WHAT IS BEING ASKED:
If a line in the records below contains the word "Maria", copy it out.

↓

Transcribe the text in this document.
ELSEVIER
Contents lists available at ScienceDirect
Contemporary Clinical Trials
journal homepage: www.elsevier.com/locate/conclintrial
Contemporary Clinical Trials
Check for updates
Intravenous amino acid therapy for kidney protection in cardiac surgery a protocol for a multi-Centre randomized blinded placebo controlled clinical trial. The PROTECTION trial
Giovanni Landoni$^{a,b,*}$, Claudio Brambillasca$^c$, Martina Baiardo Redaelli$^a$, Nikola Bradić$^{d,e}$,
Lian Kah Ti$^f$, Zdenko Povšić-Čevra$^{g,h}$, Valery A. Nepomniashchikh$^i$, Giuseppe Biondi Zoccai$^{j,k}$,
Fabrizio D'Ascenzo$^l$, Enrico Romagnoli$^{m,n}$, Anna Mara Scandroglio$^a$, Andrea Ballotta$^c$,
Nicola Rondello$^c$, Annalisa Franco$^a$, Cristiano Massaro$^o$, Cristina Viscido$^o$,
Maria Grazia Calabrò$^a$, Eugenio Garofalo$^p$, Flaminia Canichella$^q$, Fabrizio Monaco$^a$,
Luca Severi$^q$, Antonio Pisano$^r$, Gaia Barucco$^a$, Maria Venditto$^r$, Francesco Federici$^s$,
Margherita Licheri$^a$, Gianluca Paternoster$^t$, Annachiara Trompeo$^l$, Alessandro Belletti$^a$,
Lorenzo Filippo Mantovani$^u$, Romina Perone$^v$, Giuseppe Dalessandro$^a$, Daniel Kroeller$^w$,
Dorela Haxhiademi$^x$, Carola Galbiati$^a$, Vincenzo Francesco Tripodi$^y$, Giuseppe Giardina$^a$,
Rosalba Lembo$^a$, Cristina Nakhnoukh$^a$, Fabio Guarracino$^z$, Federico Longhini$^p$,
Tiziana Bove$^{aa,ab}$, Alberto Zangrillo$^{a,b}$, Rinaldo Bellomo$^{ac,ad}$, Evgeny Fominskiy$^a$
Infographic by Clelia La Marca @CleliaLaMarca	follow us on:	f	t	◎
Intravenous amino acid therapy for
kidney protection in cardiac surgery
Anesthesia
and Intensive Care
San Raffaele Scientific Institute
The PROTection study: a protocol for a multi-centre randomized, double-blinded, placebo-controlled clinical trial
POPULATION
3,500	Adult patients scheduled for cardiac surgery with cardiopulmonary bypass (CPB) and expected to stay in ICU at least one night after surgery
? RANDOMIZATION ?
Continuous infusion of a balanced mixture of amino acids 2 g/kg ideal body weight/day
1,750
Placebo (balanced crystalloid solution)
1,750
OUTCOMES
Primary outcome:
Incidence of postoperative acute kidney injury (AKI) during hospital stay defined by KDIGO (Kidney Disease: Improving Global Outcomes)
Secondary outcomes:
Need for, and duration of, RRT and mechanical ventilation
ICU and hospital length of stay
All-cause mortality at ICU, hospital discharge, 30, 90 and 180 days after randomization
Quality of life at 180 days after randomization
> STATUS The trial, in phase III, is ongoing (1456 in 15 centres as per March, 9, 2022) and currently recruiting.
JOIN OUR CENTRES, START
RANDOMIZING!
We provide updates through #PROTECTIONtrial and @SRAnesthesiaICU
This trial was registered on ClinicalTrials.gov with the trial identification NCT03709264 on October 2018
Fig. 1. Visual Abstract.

↑
↓

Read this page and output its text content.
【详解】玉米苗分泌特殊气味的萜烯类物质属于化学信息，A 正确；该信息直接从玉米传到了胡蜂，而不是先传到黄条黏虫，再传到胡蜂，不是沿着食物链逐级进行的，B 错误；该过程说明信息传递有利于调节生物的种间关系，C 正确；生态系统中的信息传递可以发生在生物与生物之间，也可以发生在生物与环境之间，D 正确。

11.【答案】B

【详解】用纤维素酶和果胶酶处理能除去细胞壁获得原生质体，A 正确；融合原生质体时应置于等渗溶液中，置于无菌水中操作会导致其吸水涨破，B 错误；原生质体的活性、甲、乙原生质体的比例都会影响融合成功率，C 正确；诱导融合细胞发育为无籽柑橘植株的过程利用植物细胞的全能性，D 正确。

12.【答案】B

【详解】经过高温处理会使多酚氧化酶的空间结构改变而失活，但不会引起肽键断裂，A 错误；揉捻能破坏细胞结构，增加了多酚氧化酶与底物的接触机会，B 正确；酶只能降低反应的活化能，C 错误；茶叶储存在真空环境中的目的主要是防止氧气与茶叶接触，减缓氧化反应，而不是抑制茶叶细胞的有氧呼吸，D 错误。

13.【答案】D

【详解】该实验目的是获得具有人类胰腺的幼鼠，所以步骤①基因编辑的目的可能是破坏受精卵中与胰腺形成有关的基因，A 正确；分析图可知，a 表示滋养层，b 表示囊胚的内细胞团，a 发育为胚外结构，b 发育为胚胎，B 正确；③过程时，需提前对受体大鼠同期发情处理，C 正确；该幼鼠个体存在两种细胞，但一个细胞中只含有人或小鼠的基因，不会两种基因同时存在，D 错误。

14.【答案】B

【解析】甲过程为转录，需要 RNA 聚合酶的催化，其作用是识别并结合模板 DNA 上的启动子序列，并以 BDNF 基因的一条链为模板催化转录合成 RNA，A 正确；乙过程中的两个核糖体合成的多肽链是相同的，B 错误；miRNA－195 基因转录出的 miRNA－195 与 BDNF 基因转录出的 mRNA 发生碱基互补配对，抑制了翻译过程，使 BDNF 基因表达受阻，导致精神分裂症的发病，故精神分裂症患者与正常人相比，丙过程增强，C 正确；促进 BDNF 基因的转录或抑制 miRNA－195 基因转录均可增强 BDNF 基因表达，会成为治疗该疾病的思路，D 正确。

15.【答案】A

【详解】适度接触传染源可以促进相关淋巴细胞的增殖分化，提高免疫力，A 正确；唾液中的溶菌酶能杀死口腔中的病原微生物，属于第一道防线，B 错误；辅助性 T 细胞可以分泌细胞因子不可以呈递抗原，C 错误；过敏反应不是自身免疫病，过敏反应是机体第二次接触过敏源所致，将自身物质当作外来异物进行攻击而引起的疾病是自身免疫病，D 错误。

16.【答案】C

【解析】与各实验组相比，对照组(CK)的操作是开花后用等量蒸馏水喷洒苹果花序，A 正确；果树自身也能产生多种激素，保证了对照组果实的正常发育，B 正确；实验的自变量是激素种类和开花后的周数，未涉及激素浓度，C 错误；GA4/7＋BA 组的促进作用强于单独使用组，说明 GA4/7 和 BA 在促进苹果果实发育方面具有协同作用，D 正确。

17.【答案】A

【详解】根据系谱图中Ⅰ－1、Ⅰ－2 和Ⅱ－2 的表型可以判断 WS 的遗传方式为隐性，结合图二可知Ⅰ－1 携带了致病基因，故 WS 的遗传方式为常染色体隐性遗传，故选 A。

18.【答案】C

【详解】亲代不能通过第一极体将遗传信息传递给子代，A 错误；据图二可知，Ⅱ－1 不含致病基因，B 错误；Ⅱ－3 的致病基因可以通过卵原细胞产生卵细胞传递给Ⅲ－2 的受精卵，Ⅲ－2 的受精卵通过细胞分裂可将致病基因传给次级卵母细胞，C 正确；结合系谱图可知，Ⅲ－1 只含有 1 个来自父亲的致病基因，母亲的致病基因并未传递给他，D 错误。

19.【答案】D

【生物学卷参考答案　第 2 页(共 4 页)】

↑

REPLY:
Maria Grazia Calabrò$^a$, Eugenio Garofalo$^p$, Flaminia Canichella$^q$, Fabrizio Monaco$^a$,
Luca Severi$^q$, Antonio Pisano$^r$, Gaia Barucco$^a$, Maria Venditto$^r$, Francesco Federici$^s$,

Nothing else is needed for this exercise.